Exercise prompt: All material below is to be reproduced exactly.

Excerpt from a dataset
»»

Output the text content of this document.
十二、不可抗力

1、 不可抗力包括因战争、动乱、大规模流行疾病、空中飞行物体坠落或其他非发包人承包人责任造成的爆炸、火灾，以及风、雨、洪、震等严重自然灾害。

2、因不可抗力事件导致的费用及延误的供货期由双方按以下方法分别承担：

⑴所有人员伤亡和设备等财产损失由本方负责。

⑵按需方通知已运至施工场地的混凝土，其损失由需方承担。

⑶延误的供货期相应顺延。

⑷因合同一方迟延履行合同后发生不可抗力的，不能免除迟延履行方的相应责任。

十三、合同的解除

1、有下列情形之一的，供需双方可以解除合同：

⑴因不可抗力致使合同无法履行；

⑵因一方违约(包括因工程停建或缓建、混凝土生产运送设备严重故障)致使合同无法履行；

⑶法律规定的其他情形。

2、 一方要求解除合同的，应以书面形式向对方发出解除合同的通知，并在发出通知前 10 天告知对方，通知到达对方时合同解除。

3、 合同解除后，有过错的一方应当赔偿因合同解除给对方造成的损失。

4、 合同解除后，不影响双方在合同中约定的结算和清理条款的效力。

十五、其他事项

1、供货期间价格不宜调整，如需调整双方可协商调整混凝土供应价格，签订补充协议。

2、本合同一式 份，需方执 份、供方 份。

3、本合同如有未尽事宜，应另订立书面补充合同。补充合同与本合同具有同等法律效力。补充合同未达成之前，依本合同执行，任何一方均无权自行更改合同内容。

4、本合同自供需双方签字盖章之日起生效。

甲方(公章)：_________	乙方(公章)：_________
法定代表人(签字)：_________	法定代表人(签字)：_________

««

Solved problem:
Output the text content of this document.
十二、不可抗力

1、 不可抗力包括因战争、动乱、大规模流行疾病、空中飞行物体坠落或其他非发包人承包人责任造成的爆炸、火灾，以及风、雨、洪、震等严重自然灾害。

2、因不可抗力事件导致的费用及延误的供货期由双方按以下方法分别承担：

⑴所有人员伤亡和设备等财产损失由本方负责。

⑵按需方通知已运至施工场地的混凝土，其损失由需方承担。

⑶延误的供货期相应顺延。

⑷因合同一方迟延履行合同后发生不可抗力的，不能免除迟延履行方的相应责任。

十三、合同的解除

1、有下列情形之一的，供需双方可以解除合同：

⑴因不可抗力致使合同无法履行；

⑵因一方违约(包括因工程停建或缓建、混凝土生产运送设备严重故障)致使合同无法履行；

⑶法律规定的其他情形。

2、 一方要求解除合同的，应以书面形式向对方发出解除合同的通知，并在发出通知前 10 天告知对方，通知到达对方时合同解除。

3、 合同解除后，有过错的一方应当赔偿因合同解除给对方造成的损失。

4、 合同解除后，不影响双方在合同中约定的结算和清理条款的效力。

十五、其他事项

1、供货期间价格不宜调整，如需调整双方可协商调整混凝土供应价格，签订补充协议。

2、本合同一式 份，需方执 份、供方 份。

3、本合同如有未尽事宜，应另订立书面补充合同。补充合同与本合同具有同等法律效力。补充合同未达成之前，依本合同执行，任何一方均无权自行更改合同内容。

4、本合同自供需双方签字盖章之日起生效。

甲方(公章)：_________	乙方(公章)：_________
法定代表人(签字)：_________	法定代表人(签字)：_________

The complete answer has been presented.